_EXERCISE GOAL:_
Do not copy the pictures; transcribe all other material exactly.

(Some records)
************
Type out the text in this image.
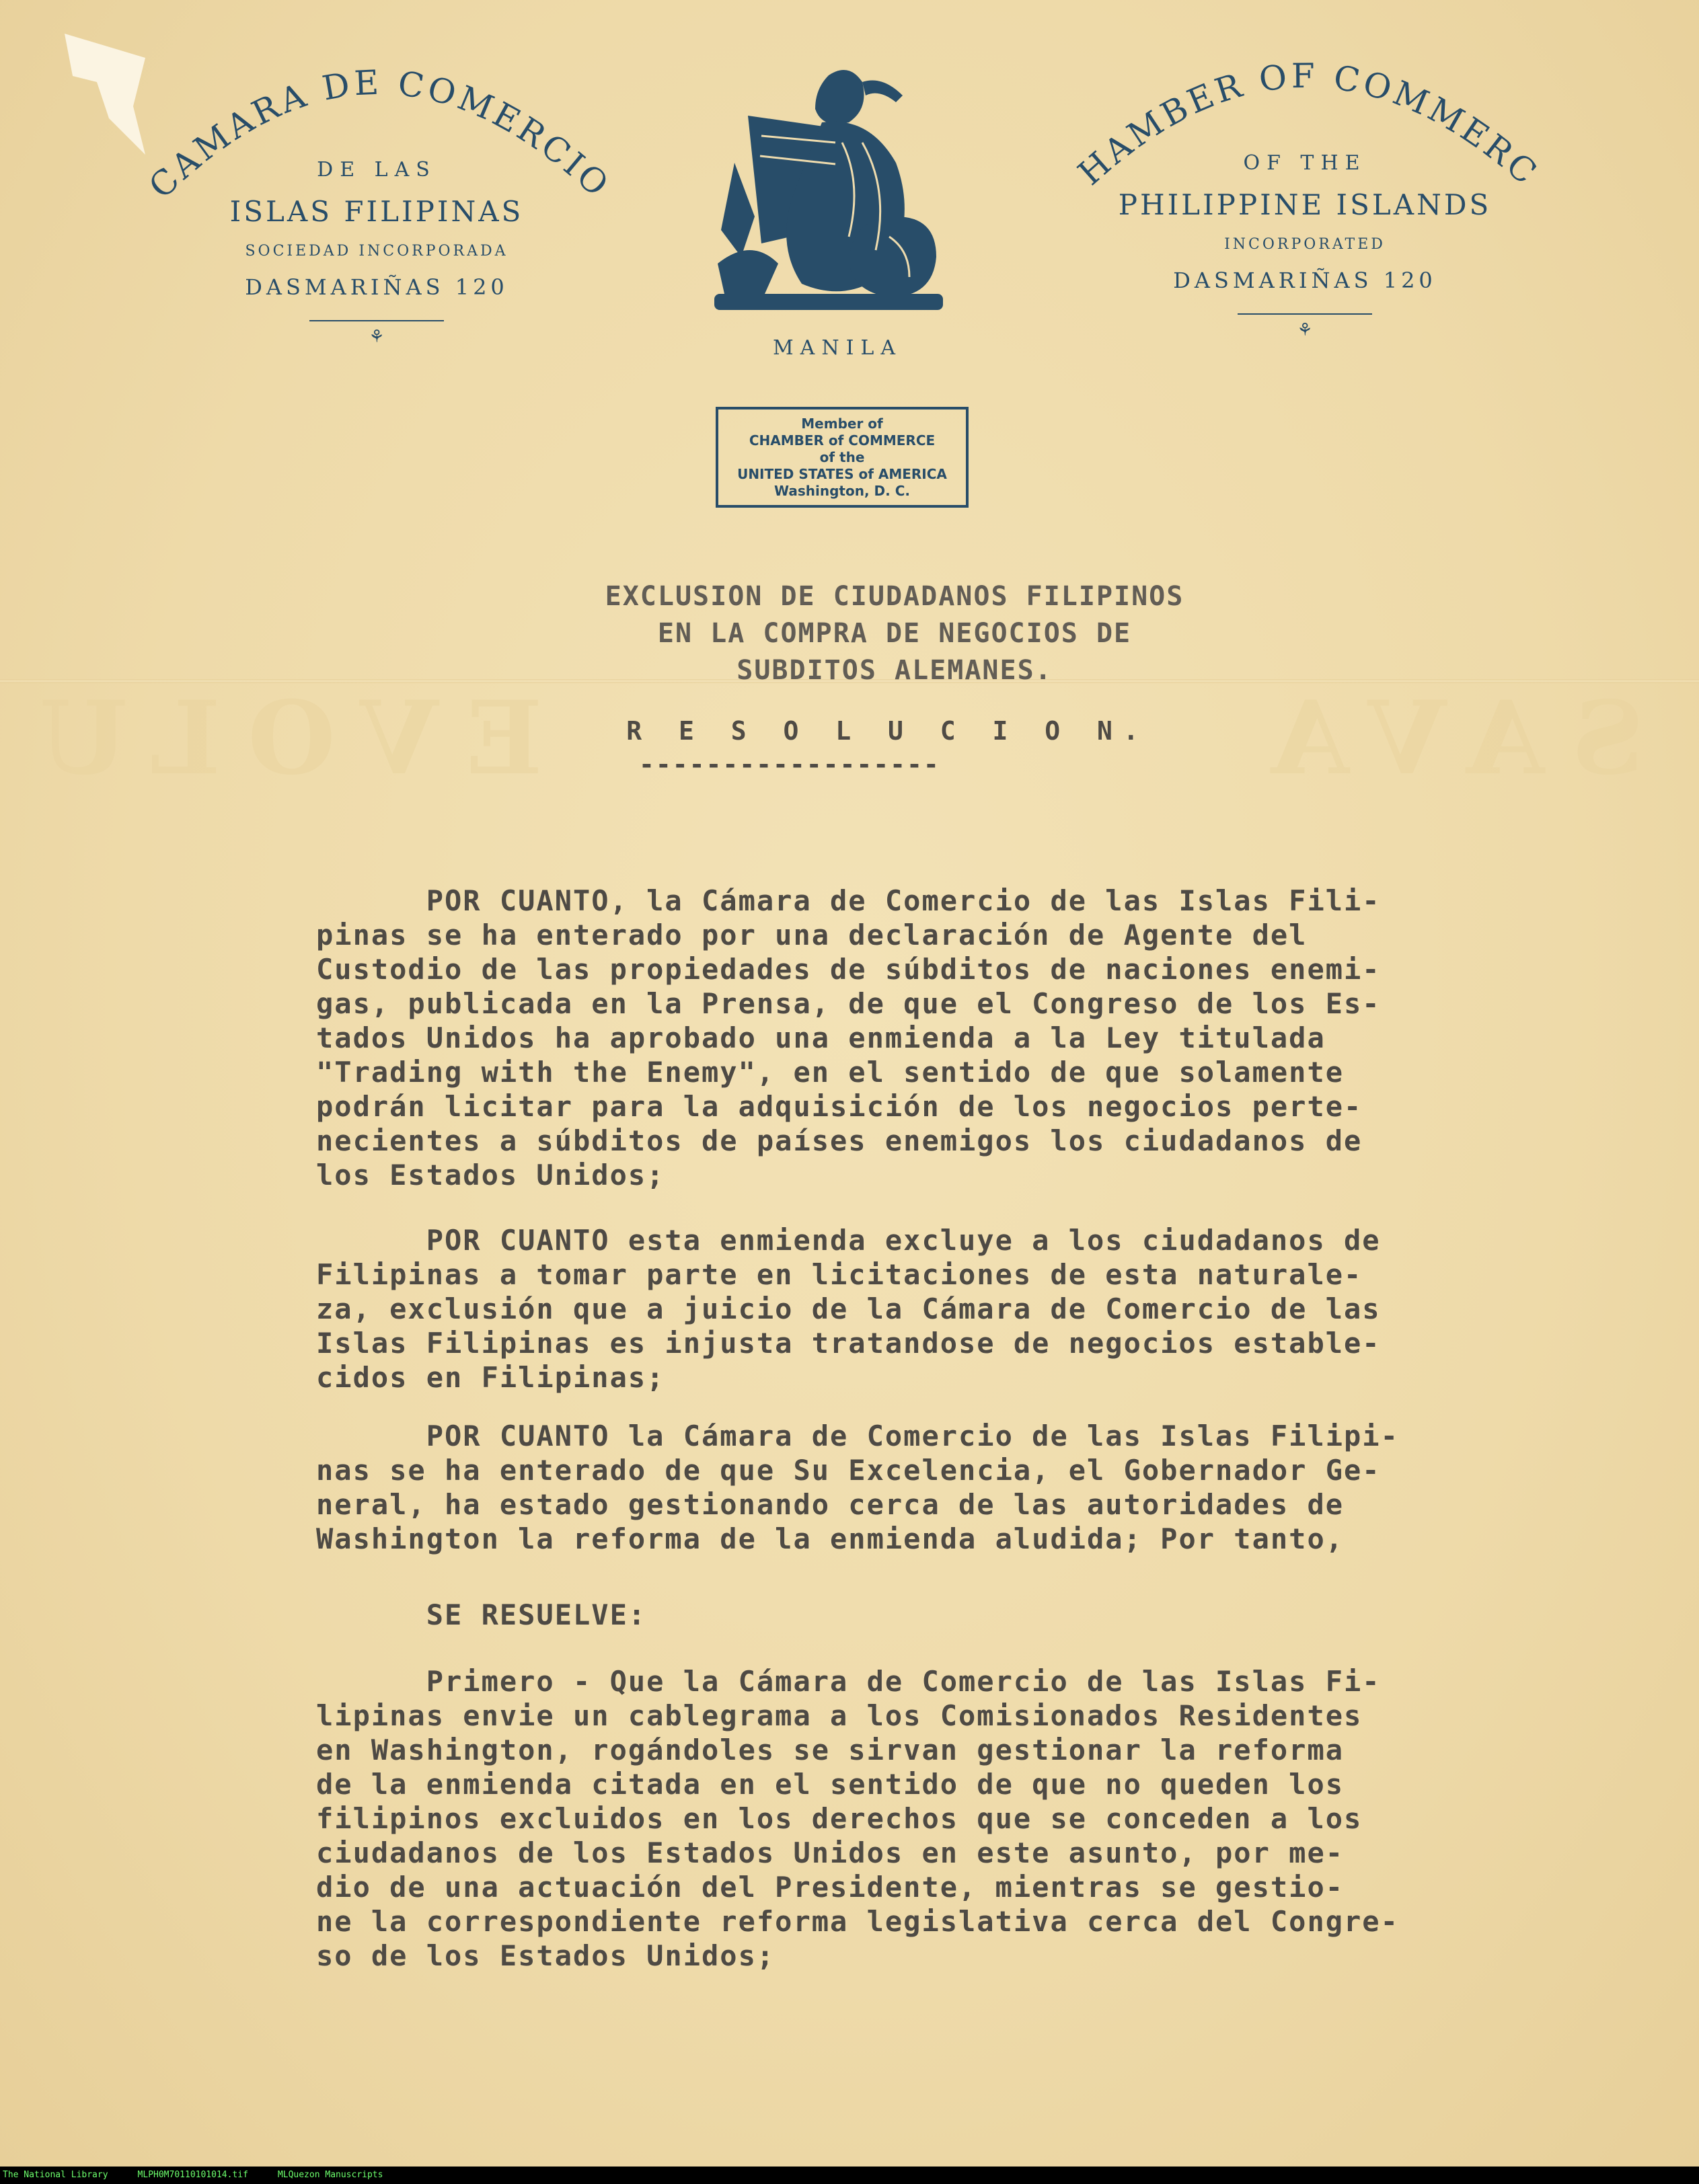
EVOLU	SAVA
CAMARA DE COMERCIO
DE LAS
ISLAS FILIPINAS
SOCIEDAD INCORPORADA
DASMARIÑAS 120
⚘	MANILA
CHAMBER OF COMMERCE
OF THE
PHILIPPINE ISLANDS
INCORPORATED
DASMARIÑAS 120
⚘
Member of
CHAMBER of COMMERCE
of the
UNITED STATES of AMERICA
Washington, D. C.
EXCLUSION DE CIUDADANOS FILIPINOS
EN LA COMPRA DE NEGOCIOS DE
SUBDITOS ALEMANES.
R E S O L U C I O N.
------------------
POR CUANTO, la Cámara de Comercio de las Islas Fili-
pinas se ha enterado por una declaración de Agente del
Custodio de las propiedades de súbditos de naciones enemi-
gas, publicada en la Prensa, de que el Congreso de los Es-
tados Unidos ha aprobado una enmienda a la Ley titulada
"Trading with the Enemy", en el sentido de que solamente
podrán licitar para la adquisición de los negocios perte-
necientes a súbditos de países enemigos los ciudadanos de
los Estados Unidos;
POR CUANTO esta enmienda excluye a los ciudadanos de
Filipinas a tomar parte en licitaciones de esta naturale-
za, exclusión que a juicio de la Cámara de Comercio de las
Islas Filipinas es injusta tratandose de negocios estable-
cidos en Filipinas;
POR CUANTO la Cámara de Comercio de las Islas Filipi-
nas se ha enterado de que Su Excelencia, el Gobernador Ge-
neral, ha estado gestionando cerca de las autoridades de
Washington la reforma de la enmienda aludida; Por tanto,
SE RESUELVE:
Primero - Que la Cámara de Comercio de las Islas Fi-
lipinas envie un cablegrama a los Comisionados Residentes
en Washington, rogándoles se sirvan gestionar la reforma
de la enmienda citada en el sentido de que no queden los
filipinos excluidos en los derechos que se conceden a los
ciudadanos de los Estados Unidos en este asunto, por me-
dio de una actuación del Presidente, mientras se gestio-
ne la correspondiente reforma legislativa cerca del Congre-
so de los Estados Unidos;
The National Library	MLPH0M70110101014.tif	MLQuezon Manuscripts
************
_RESPONSE:_
Type out the text in this image.
EVOLU	SAVA
CAMARA DE COMERCIO
DE LAS
ISLAS FILIPINAS
SOCIEDAD INCORPORADA
DASMARIÑAS 120
⚘	MANILA
CHAMBER OF COMMERCE
OF THE
PHILIPPINE ISLANDS
INCORPORATED
DASMARIÑAS 120
⚘
Member of
CHAMBER of COMMERCE
of the
UNITED STATES of AMERICA
Washington, D. C.
EXCLUSION DE CIUDADANOS FILIPINOS
EN LA COMPRA DE NEGOCIOS DE
SUBDITOS ALEMANES.
R E S O L U C I O N.
------------------
POR CUANTO, la Cámara de Comercio de las Islas Fili-
pinas se ha enterado por una declaración de Agente del
Custodio de las propiedades de súbditos de naciones enemi-
gas, publicada en la Prensa, de que el Congreso de los Es-
tados Unidos ha aprobado una enmienda a la Ley titulada
"Trading with the Enemy", en el sentido de que solamente
podrán licitar para la adquisición de los negocios perte-
necientes a súbditos de países enemigos los ciudadanos de
los Estados Unidos;
POR CUANTO esta enmienda excluye a los ciudadanos de
Filipinas a tomar parte en licitaciones de esta naturale-
za, exclusión que a juicio de la Cámara de Comercio de las
Islas Filipinas es injusta tratandose de negocios estable-
cidos en Filipinas;
POR CUANTO la Cámara de Comercio de las Islas Filipi-
nas se ha enterado de que Su Excelencia, el Gobernador Ge-
neral, ha estado gestionando cerca de las autoridades de
Washington la reforma de la enmienda aludida; Por tanto,
SE RESUELVE:
Primero - Que la Cámara de Comercio de las Islas Fi-
lipinas envie un cablegrama a los Comisionados Residentes
en Washington, rogándoles se sirvan gestionar la reforma
de la enmienda citada en el sentido de que no queden los
filipinos excluidos en los derechos que se conceden a los
ciudadanos de los Estados Unidos en este asunto, por me-
dio de una actuación del Presidente, mientras se gestio-
ne la correspondiente reforma legislativa cerca del Congre-
so de los Estados Unidos;
The National Library	MLPH0M70110101014.tif	MLQuezon Manuscripts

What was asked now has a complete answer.